* **PROBLEM DESCRIPTION**
Retype every entry in its entirety, without alteration.

Collected data entries
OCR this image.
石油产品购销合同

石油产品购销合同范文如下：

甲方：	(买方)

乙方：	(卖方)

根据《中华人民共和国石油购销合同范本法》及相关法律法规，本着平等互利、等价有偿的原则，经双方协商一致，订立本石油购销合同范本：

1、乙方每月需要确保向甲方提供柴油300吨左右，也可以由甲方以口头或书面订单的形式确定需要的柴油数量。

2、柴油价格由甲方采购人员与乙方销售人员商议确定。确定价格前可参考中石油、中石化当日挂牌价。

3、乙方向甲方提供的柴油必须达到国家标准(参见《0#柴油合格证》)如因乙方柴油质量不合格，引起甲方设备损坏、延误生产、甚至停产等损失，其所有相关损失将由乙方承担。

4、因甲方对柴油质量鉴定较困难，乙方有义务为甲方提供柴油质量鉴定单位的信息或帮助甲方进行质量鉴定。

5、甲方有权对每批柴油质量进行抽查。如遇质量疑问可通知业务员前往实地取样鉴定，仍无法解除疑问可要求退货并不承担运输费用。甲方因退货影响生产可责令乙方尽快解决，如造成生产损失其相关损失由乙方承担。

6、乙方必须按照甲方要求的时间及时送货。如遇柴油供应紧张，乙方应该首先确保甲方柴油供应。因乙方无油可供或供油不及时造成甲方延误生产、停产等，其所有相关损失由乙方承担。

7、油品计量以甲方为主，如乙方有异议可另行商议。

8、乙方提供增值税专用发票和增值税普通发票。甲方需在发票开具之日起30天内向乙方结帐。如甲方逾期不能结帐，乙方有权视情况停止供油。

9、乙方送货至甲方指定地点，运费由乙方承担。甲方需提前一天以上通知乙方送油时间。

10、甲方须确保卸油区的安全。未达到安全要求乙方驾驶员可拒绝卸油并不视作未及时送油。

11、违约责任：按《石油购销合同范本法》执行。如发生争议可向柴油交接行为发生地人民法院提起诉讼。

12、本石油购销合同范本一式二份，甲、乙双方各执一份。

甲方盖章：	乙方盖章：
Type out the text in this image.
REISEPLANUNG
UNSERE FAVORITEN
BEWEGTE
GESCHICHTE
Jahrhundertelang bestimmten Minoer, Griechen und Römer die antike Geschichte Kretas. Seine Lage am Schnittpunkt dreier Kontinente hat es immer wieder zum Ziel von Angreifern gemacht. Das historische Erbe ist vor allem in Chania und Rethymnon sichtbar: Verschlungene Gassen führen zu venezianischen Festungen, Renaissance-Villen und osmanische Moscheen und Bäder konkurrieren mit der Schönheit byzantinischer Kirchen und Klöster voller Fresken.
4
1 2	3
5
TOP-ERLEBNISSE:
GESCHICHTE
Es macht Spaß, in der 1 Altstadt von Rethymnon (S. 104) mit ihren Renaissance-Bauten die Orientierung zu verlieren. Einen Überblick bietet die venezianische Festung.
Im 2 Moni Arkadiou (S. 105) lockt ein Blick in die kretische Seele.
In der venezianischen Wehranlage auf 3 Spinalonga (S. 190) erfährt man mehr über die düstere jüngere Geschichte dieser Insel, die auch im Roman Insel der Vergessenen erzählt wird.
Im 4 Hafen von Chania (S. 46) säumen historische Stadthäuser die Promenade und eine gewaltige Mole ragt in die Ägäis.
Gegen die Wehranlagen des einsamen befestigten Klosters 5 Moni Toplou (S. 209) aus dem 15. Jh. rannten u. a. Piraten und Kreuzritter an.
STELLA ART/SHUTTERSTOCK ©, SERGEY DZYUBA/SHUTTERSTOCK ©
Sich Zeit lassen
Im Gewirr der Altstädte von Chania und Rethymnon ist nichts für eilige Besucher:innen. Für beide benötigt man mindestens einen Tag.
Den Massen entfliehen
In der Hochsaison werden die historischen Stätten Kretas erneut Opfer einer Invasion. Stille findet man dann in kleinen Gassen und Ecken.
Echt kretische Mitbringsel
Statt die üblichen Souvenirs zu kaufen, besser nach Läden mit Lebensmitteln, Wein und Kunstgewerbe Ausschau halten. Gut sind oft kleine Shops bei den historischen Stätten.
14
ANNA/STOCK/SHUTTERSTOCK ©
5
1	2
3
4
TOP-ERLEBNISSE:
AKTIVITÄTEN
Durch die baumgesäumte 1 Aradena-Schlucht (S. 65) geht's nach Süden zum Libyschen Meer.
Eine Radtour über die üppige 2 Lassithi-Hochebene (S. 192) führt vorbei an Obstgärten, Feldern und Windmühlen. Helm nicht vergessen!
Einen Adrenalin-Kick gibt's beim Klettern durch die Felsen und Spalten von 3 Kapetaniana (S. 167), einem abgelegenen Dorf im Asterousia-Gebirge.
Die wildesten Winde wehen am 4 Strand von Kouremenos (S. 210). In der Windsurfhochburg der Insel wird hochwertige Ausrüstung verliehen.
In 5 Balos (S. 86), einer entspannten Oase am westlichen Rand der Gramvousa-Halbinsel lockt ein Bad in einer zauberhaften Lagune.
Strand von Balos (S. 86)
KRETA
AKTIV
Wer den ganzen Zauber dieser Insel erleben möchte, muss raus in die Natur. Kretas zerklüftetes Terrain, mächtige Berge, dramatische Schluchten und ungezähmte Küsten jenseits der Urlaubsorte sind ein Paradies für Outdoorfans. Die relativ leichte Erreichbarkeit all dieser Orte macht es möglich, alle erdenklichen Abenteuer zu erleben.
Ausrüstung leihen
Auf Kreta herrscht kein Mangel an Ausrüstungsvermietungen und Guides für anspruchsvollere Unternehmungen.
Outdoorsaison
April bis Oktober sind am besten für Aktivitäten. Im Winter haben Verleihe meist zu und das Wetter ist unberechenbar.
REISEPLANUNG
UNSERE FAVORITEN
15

* **ANSWER TO THIS EXERCISE**
OCR this image.
石油产品购销合同

石油产品购销合同范文如下：

甲方：	(买方)

乙方：	(卖方)

根据《中华人民共和国石油购销合同范本法》及相关法律法规，本着平等互利、等价有偿的原则，经双方协商一致，订立本石油购销合同范本：

1、乙方每月需要确保向甲方提供柴油300吨左右，也可以由甲方以口头或书面订单的形式确定需要的柴油数量。

2、柴油价格由甲方采购人员与乙方销售人员商议确定。确定价格前可参考中石油、中石化当日挂牌价。

3、乙方向甲方提供的柴油必须达到国家标准(参见《0#柴油合格证》)如因乙方柴油质量不合格，引起甲方设备损坏、延误生产、甚至停产等损失，其所有相关损失将由乙方承担。

4、因甲方对柴油质量鉴定较困难，乙方有义务为甲方提供柴油质量鉴定单位的信息或帮助甲方进行质量鉴定。

5、甲方有权对每批柴油质量进行抽查。如遇质量疑问可通知业务员前往实地取样鉴定，仍无法解除疑问可要求退货并不承担运输费用。甲方因退货影响生产可责令乙方尽快解决，如造成生产损失其相关损失由乙方承担。

6、乙方必须按照甲方要求的时间及时送货。如遇柴油供应紧张，乙方应该首先确保甲方柴油供应。因乙方无油可供或供油不及时造成甲方延误生产、停产等，其所有相关损失由乙方承担。

7、油品计量以甲方为主，如乙方有异议可另行商议。

8、乙方提供增值税专用发票和增值税普通发票。甲方需在发票开具之日起30天内向乙方结帐。如甲方逾期不能结帐，乙方有权视情况停止供油。

9、乙方送货至甲方指定地点，运费由乙方承担。甲方需提前一天以上通知乙方送油时间。

10、甲方须确保卸油区的安全。未达到安全要求乙方驾驶员可拒绝卸油并不视作未及时送油。

11、违约责任：按《石油购销合同范本法》执行。如发生争议可向柴油交接行为发生地人民法院提起诉讼。

12、本石油购销合同范本一式二份，甲、乙双方各执一份。

甲方盖章：	乙方盖章：
Type out the text in this image.
REISEPLANUNG
UNSERE FAVORITEN
BEWEGTE
GESCHICHTE
Jahrhundertelang bestimmten Minoer, Griechen und Römer die antike Geschichte Kretas. Seine Lage am Schnittpunkt dreier Kontinente hat es immer wieder zum Ziel von Angreifern gemacht. Das historische Erbe ist vor allem in Chania und Rethymnon sichtbar: Verschlungene Gassen führen zu venezianischen Festungen, Renaissance-Villen und osmanische Moscheen und Bäder konkurrieren mit der Schönheit byzantinischer Kirchen und Klöster voller Fresken.
4
1 2	3
5
TOP-ERLEBNISSE:
GESCHICHTE
Es macht Spaß, in der 1 Altstadt von Rethymnon (S. 104) mit ihren Renaissance-Bauten die Orientierung zu verlieren. Einen Überblick bietet die venezianische Festung.
Im 2 Moni Arkadiou (S. 105) lockt ein Blick in die kretische Seele.
In der venezianischen Wehranlage auf 3 Spinalonga (S. 190) erfährt man mehr über die düstere jüngere Geschichte dieser Insel, die auch im Roman Insel der Vergessenen erzählt wird.
Im 4 Hafen von Chania (S. 46) säumen historische Stadthäuser die Promenade und eine gewaltige Mole ragt in die Ägäis.
Gegen die Wehranlagen des einsamen befestigten Klosters 5 Moni Toplou (S. 209) aus dem 15. Jh. rannten u. a. Piraten und Kreuzritter an.
STELLA ART/SHUTTERSTOCK ©, SERGEY DZYUBA/SHUTTERSTOCK ©
Sich Zeit lassen
Im Gewirr der Altstädte von Chania und Rethymnon ist nichts für eilige Besucher:innen. Für beide benötigt man mindestens einen Tag.
Den Massen entfliehen
In der Hochsaison werden die historischen Stätten Kretas erneut Opfer einer Invasion. Stille findet man dann in kleinen Gassen und Ecken.
Echt kretische Mitbringsel
Statt die üblichen Souvenirs zu kaufen, besser nach Läden mit Lebensmitteln, Wein und Kunstgewerbe Ausschau halten. Gut sind oft kleine Shops bei den historischen Stätten.
14
ANNA/STOCK/SHUTTERSTOCK ©
5
1	2
3
4
TOP-ERLEBNISSE:
AKTIVITÄTEN
Durch die baumgesäumte 1 Aradena-Schlucht (S. 65) geht's nach Süden zum Libyschen Meer.
Eine Radtour über die üppige 2 Lassithi-Hochebene (S. 192) führt vorbei an Obstgärten, Feldern und Windmühlen. Helm nicht vergessen!
Einen Adrenalin-Kick gibt's beim Klettern durch die Felsen und Spalten von 3 Kapetaniana (S. 167), einem abgelegenen Dorf im Asterousia-Gebirge.
Die wildesten Winde wehen am 4 Strand von Kouremenos (S. 210). In der Windsurfhochburg der Insel wird hochwertige Ausrüstung verliehen.
In 5 Balos (S. 86), einer entspannten Oase am westlichen Rand der Gramvousa-Halbinsel lockt ein Bad in einer zauberhaften Lagune.
Strand von Balos (S. 86)
KRETA
AKTIV
Wer den ganzen Zauber dieser Insel erleben möchte, muss raus in die Natur. Kretas zerklüftetes Terrain, mächtige Berge, dramatische Schluchten und ungezähmte Küsten jenseits der Urlaubsorte sind ein Paradies für Outdoorfans. Die relativ leichte Erreichbarkeit all dieser Orte macht es möglich, alle erdenklichen Abenteuer zu erleben.
Ausrüstung leihen
Auf Kreta herrscht kein Mangel an Ausrüstungsvermietungen und Guides für anspruchsvollere Unternehmungen.
Outdoorsaison
April bis Oktober sind am besten für Aktivitäten. Im Winter haben Verleihe meist zu und das Wetter ist unberechenbar.
REISEPLANUNG
UNSERE FAVORITEN
15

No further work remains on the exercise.